■ **Given information**
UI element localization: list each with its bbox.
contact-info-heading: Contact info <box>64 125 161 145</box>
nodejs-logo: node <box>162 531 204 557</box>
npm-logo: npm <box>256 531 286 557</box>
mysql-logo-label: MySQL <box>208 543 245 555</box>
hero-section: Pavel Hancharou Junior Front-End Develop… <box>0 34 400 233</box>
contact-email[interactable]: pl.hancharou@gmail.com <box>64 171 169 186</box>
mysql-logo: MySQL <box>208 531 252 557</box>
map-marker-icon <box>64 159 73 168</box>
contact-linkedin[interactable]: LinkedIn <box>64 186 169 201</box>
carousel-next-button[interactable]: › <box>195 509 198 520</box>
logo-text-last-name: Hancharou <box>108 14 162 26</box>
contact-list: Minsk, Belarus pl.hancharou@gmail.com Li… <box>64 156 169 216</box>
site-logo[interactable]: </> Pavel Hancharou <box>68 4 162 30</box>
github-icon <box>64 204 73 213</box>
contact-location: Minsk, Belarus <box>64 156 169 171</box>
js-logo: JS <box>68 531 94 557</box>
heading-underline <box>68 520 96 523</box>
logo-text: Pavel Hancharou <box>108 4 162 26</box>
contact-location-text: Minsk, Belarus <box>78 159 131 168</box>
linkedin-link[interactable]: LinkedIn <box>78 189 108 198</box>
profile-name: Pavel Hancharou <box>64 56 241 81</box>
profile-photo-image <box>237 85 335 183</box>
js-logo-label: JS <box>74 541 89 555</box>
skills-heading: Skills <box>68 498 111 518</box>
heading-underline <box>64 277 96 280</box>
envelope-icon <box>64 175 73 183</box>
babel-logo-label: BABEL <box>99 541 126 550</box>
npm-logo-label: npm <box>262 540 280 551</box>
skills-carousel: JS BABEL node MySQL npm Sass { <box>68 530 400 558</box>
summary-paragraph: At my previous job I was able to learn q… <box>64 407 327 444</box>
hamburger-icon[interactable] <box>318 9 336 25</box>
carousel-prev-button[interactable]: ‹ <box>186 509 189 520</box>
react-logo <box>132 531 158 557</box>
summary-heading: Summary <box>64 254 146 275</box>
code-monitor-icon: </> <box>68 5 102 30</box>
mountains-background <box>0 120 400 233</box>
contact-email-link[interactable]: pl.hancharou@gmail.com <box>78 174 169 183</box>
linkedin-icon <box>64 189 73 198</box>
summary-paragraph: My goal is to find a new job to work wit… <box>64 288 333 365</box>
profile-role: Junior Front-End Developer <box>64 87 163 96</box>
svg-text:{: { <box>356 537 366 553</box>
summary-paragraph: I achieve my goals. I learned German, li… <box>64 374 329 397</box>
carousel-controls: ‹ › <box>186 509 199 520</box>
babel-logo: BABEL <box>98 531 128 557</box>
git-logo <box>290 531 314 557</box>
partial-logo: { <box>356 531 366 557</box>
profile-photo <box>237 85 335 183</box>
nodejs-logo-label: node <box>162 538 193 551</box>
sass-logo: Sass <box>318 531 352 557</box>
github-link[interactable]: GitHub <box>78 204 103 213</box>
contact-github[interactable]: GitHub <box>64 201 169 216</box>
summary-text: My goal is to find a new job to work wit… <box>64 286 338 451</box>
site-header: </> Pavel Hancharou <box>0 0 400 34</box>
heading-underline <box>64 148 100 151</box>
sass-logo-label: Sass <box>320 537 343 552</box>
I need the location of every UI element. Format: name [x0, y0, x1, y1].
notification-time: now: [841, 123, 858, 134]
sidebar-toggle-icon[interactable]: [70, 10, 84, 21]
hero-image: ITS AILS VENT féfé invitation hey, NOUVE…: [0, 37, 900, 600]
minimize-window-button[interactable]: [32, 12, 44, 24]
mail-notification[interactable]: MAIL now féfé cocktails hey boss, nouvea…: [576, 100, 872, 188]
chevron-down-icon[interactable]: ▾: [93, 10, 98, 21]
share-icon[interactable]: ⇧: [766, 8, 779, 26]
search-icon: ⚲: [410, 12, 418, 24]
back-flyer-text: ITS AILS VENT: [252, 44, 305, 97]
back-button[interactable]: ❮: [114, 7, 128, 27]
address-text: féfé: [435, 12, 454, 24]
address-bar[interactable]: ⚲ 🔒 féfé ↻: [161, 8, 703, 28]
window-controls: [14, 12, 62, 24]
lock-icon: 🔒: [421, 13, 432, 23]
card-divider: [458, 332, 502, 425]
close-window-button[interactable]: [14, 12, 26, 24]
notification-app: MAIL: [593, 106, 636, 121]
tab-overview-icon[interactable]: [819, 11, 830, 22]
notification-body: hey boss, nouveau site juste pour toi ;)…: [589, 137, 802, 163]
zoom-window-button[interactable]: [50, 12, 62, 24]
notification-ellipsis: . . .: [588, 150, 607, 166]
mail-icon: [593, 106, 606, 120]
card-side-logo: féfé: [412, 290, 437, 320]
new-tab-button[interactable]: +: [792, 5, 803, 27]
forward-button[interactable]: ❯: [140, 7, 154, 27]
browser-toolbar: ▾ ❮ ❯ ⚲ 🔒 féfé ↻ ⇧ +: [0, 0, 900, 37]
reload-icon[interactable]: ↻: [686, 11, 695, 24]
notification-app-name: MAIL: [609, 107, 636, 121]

■ **Challenge**
Reproduce all of the records above, character for character, leaving nothing out.

■ **Solution to the exercise**
UI element localization: list each with its bbox.
contact-info-heading: Contact info <box>64 125 161 145</box>
nodejs-logo: node <box>162 531 204 557</box>
npm-logo: npm <box>256 531 286 557</box>
mysql-logo-label: MySQL <box>208 543 245 555</box>
hero-section: Pavel Hancharou Junior Front-End Develop… <box>0 34 400 233</box>
contact-email[interactable]: pl.hancharou@gmail.com <box>64 171 169 186</box>
mysql-logo: MySQL <box>208 531 252 557</box>
map-marker-icon <box>64 159 73 168</box>
contact-linkedin[interactable]: LinkedIn <box>64 186 169 201</box>
carousel-next-button[interactable]: › <box>195 509 198 520</box>
logo-text-last-name: Hancharou <box>108 14 162 26</box>
contact-list: Minsk, Belarus pl.hancharou@gmail.com Li… <box>64 156 169 216</box>
site-logo[interactable]: </> Pavel Hancharou <box>68 4 162 30</box>
github-icon <box>64 204 73 213</box>
contact-location: Minsk, Belarus <box>64 156 169 171</box>
js-logo: JS <box>68 531 94 557</box>
heading-underline <box>68 520 96 523</box>
logo-text: Pavel Hancharou <box>108 4 162 26</box>
contact-location-text: Minsk, Belarus <box>78 159 131 168</box>
linkedin-link[interactable]: LinkedIn <box>78 189 108 198</box>
profile-name: Pavel Hancharou <box>64 56 241 81</box>
profile-photo-image <box>237 85 335 183</box>
js-logo-label: JS <box>74 541 89 555</box>
skills-heading: Skills <box>68 498 111 518</box>
heading-underline <box>64 277 96 280</box>
envelope-icon <box>64 175 73 183</box>
babel-logo-label: BABEL <box>99 541 126 550</box>
npm-logo-label: npm <box>262 540 280 551</box>
skills-carousel: JS BABEL node MySQL npm Sass { <box>68 530 400 558</box>
summary-paragraph: At my previous job I was able to learn q… <box>64 407 327 444</box>
hamburger-icon[interactable] <box>318 9 336 25</box>
carousel-prev-button[interactable]: ‹ <box>186 509 189 520</box>
react-logo <box>132 531 158 557</box>
summary-heading: Summary <box>64 254 146 275</box>
code-monitor-icon: </> <box>68 5 102 30</box>
mountains-background <box>0 120 400 233</box>
contact-email-link[interactable]: pl.hancharou@gmail.com <box>78 174 169 183</box>
linkedin-icon <box>64 189 73 198</box>
summary-paragraph: My goal is to find a new job to work wit… <box>64 288 333 365</box>
profile-role: Junior Front-End Developer <box>64 87 163 96</box>
svg-text:{: { <box>356 537 366 553</box>
summary-paragraph: I achieve my goals. I learned German, li… <box>64 374 329 397</box>
carousel-controls: ‹ › <box>186 509 199 520</box>
babel-logo: BABEL <box>98 531 128 557</box>
git-logo <box>290 531 314 557</box>
partial-logo: { <box>356 531 366 557</box>
profile-photo <box>237 85 335 183</box>
nodejs-logo-label: node <box>162 538 193 551</box>
sass-logo: Sass <box>318 531 352 557</box>
github-link[interactable]: GitHub <box>78 204 103 213</box>
contact-github[interactable]: GitHub <box>64 201 169 216</box>
summary-text: My goal is to find a new job to work wit… <box>64 286 338 451</box>
site-header: </> Pavel Hancharou <box>0 0 400 34</box>
heading-underline <box>64 148 100 151</box>
sass-logo-label: Sass <box>320 537 343 552</box>
I need the location of every UI element. Format: name [x0, y0, x1, y1].
notification-time: now: [841, 123, 858, 134]
sidebar-toggle-icon[interactable]: [70, 10, 84, 21]
hero-image: ITS AILS VENT féfé invitation hey, NOUVE…: [0, 37, 900, 600]
minimize-window-button[interactable]: [32, 12, 44, 24]
mail-notification[interactable]: MAIL now féfé cocktails hey boss, nouvea…: [576, 100, 872, 188]
chevron-down-icon[interactable]: ▾: [93, 10, 98, 21]
share-icon[interactable]: ⇧: [766, 8, 779, 26]
search-icon: ⚲: [410, 12, 418, 24]
back-flyer-text: ITS AILS VENT: [252, 44, 305, 97]
back-button[interactable]: ❮: [114, 7, 128, 27]
address-text: féfé: [435, 12, 454, 24]
address-bar[interactable]: ⚲ 🔒 féfé ↻: [161, 8, 703, 28]
window-controls: [14, 12, 62, 24]
lock-icon: 🔒: [421, 13, 432, 23]
card-divider: [458, 332, 502, 425]
close-window-button[interactable]: [14, 12, 26, 24]
notification-app: MAIL: [593, 106, 636, 121]
tab-overview-icon[interactable]: [819, 11, 830, 22]
notification-body: hey boss, nouveau site juste pour toi ;)…: [589, 137, 802, 163]
zoom-window-button[interactable]: [50, 12, 62, 24]
notification-ellipsis: . . .: [588, 150, 607, 166]
mail-icon: [593, 106, 606, 120]
card-side-logo: féfé: [412, 290, 437, 320]
new-tab-button[interactable]: +: [792, 5, 803, 27]
forward-button[interactable]: ❯: [140, 7, 154, 27]
browser-toolbar: ▾ ❮ ❯ ⚲ 🔒 féfé ↻ ⇧ +: [0, 0, 900, 37]
reload-icon[interactable]: ↻: [686, 11, 695, 24]
notification-app-name: MAIL: [609, 107, 636, 121]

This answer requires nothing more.